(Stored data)
•••

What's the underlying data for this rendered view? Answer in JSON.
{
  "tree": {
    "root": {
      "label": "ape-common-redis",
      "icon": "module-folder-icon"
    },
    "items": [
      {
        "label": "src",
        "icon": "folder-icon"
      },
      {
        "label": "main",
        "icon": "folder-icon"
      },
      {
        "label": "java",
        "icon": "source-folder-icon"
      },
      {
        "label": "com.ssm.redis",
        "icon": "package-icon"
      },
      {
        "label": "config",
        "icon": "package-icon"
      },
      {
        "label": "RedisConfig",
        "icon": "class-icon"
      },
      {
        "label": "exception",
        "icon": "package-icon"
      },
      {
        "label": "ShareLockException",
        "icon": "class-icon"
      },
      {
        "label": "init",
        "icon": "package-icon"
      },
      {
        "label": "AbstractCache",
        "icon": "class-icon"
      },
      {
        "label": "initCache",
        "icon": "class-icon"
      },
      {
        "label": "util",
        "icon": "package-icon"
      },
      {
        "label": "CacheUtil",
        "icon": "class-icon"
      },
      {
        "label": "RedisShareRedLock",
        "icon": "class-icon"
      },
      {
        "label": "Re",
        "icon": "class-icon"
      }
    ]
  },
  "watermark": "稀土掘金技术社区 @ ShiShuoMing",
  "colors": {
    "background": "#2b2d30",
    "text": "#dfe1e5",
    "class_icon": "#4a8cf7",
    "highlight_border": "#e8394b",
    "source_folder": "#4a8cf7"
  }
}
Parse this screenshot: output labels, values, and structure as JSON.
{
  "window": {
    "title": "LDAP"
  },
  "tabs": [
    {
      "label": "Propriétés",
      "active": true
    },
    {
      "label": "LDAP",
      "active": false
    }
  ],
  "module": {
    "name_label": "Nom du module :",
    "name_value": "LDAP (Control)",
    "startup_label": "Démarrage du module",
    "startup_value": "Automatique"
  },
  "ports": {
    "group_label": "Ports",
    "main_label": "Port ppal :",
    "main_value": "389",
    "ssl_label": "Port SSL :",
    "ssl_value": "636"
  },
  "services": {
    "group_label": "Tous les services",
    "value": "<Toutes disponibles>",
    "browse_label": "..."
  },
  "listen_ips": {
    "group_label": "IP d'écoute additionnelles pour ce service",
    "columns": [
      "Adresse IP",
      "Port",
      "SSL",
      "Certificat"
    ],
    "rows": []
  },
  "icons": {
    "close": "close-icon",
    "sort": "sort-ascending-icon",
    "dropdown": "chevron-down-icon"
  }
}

•••

WORK REQUIRED:
In the records above, locate every line with the string "this" and copy it.

TASK RESULT:
What's the underlying data for this rendered view? Answer in JSON.
Parse this screenshot: output labels, values, and structure as JSON.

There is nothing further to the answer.